:: Rows

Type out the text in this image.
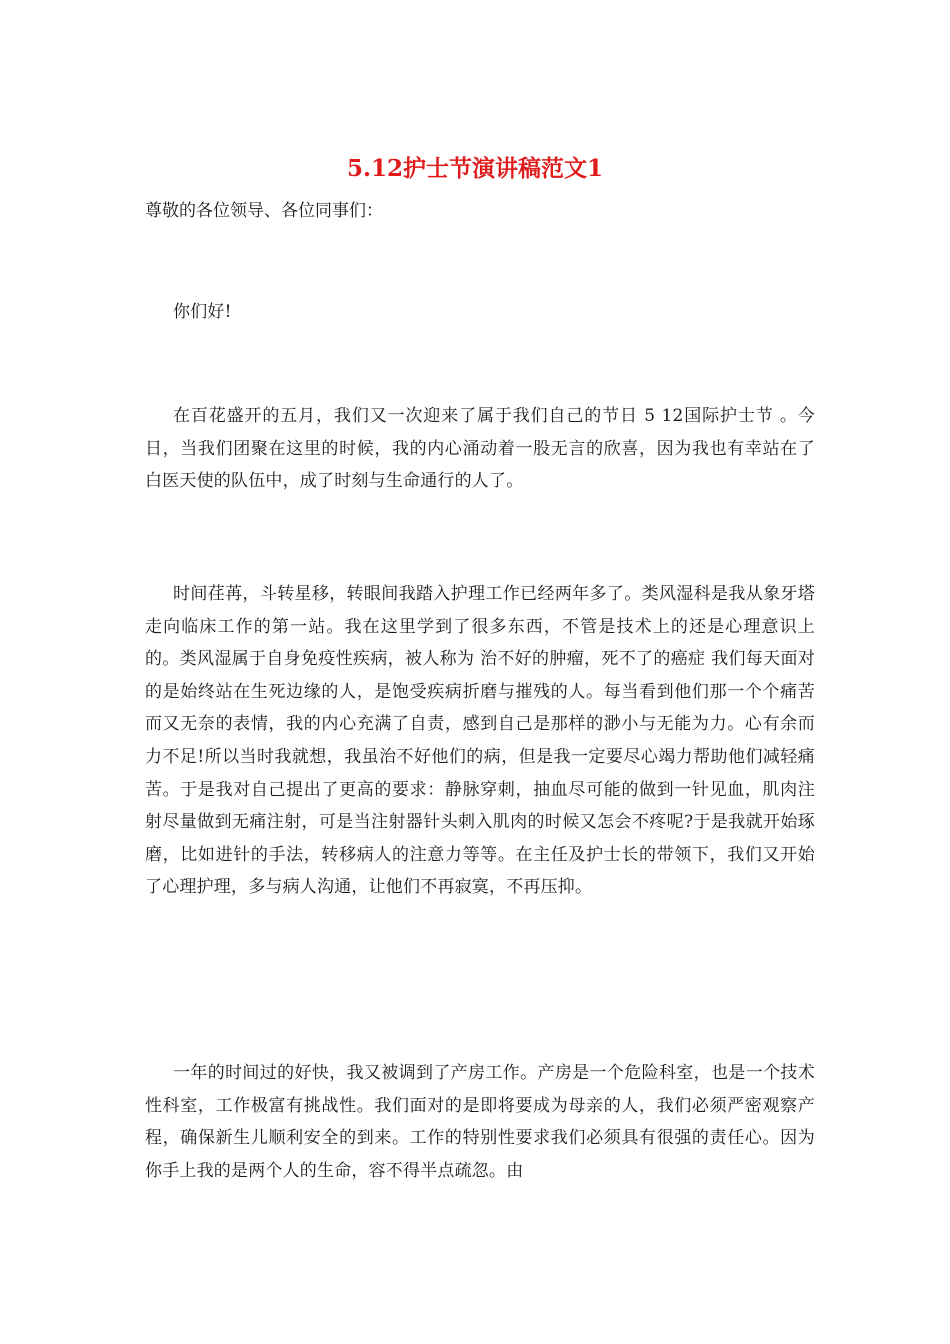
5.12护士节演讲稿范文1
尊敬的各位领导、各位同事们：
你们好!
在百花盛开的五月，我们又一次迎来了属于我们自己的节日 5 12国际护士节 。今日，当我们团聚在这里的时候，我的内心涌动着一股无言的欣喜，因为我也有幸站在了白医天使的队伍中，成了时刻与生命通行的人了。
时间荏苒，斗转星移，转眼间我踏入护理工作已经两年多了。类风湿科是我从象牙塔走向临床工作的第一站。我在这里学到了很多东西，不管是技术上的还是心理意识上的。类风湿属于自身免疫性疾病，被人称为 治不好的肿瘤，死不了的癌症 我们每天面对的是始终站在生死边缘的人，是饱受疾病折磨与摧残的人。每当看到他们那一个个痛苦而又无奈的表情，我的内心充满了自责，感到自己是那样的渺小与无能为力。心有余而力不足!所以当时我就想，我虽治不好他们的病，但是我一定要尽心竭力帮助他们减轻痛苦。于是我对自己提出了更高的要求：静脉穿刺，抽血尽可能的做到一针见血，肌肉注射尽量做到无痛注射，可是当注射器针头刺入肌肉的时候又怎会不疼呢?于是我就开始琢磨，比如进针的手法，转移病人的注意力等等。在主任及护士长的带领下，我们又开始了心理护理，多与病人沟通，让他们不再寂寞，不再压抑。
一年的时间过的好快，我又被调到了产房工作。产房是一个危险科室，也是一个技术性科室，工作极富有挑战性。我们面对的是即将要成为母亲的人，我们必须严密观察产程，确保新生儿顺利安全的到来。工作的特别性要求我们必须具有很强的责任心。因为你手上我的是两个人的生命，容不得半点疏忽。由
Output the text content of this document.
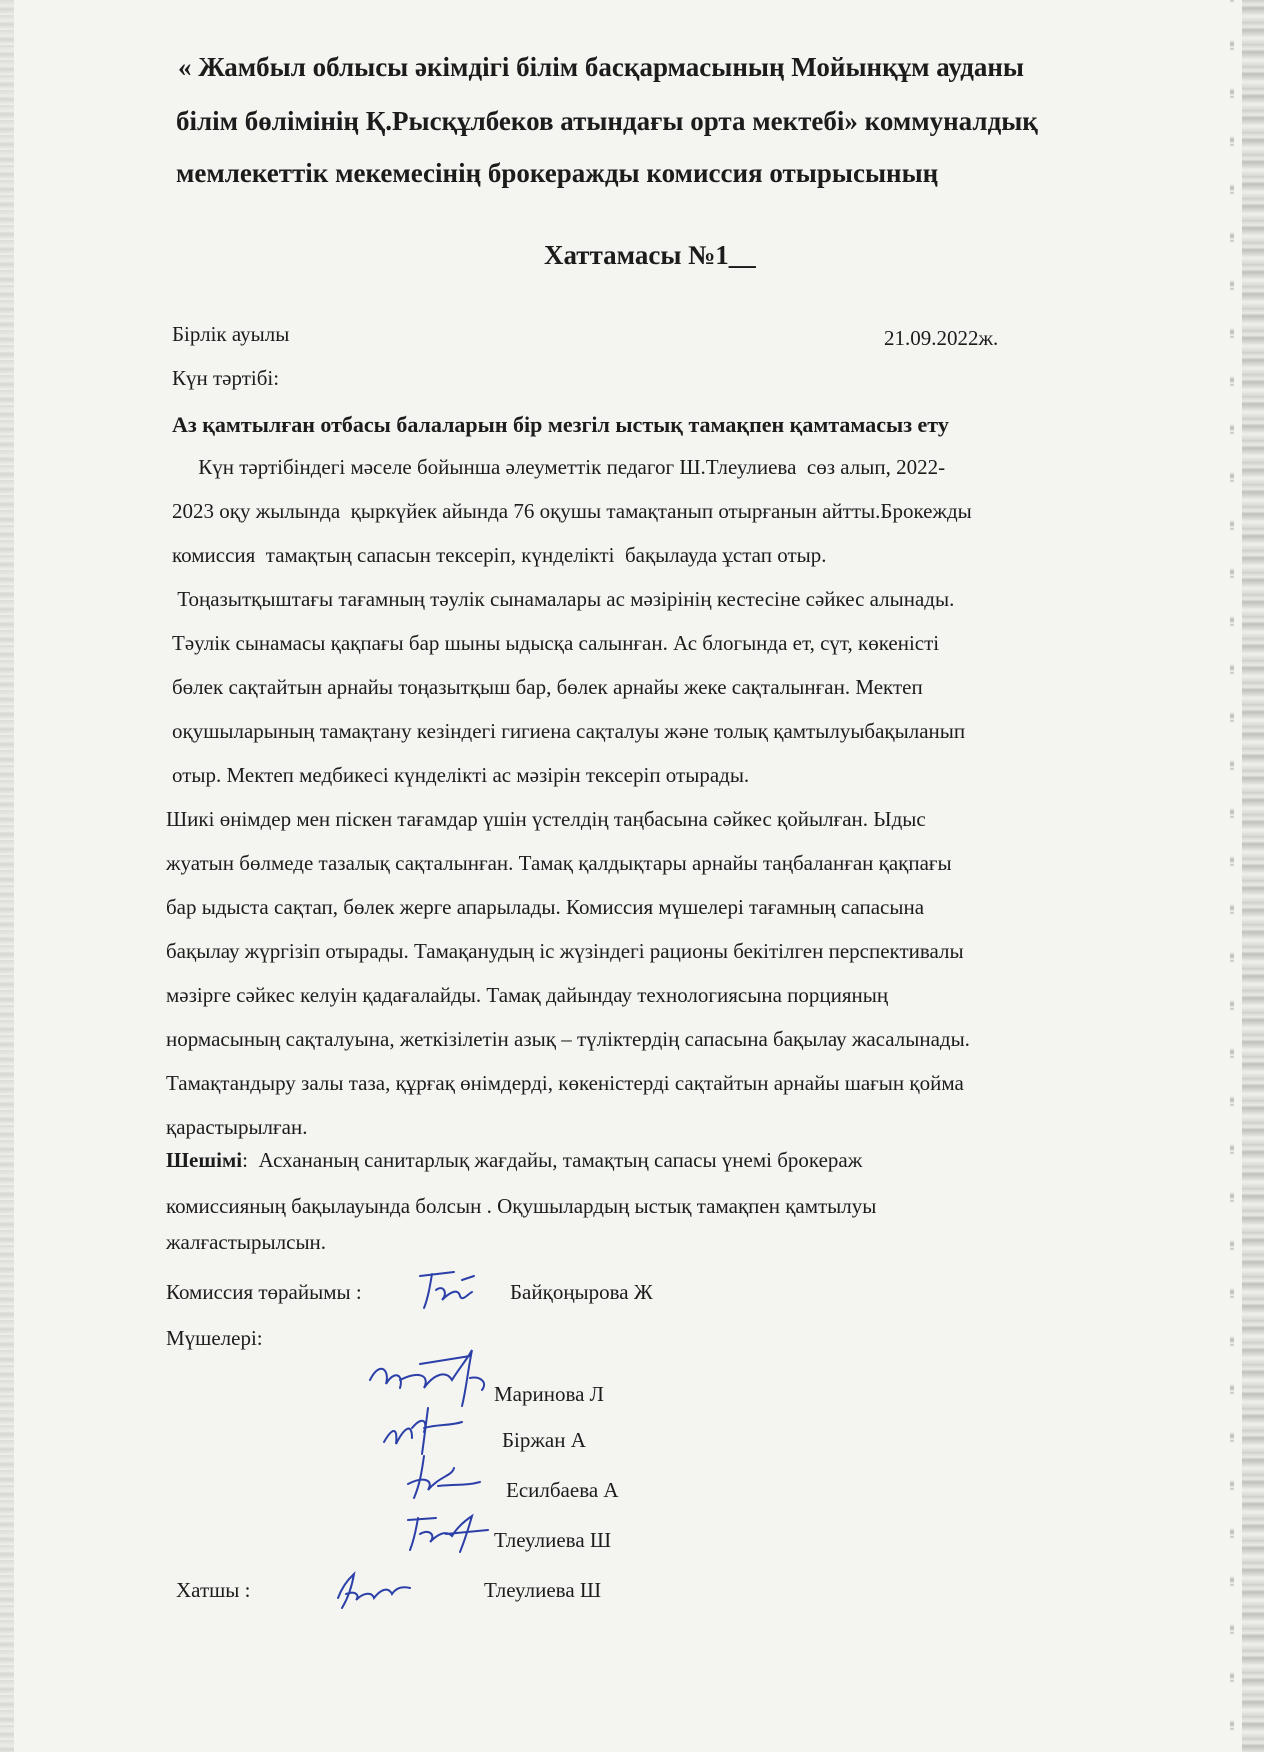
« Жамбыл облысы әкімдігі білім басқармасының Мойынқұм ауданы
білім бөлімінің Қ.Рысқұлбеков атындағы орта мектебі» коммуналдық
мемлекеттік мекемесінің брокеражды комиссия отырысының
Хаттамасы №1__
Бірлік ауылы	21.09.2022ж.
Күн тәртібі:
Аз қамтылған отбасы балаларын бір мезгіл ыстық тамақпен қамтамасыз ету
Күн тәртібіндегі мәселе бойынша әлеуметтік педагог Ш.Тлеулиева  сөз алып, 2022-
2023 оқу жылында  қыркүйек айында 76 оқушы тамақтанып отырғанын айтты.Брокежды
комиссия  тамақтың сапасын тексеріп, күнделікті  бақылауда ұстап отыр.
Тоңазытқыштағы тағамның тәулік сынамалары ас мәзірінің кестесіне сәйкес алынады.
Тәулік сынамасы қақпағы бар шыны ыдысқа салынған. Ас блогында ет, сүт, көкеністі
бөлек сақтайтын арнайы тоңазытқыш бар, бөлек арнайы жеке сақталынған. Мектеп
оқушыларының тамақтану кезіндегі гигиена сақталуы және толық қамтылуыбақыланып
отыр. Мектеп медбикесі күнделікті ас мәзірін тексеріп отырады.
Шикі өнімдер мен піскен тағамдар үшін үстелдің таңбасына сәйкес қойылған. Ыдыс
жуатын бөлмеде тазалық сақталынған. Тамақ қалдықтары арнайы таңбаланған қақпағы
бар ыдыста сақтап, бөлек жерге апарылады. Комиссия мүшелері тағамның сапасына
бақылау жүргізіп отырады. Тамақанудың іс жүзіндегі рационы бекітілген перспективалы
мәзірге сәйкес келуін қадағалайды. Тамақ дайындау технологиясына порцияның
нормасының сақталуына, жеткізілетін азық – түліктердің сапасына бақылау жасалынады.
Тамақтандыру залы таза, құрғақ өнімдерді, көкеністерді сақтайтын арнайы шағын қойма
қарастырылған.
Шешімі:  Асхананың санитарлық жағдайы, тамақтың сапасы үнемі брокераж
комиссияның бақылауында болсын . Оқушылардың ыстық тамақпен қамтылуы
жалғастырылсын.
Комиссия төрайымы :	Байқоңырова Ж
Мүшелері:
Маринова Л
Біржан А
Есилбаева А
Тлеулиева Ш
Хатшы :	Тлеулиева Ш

::::

▶ **Problem description**
Go through the listing above and return every line where the word "қақпағы" occurs.

▶ **Result of the exercise**
Тәулік сынамасы қақпағы бар шыны ыдысқа салынған. Ас блогында ет, сүт, көкеністі
жуатын бөлмеде тазалық сақталынған. Тамақ қалдықтары арнайы таңбаланған қақпағы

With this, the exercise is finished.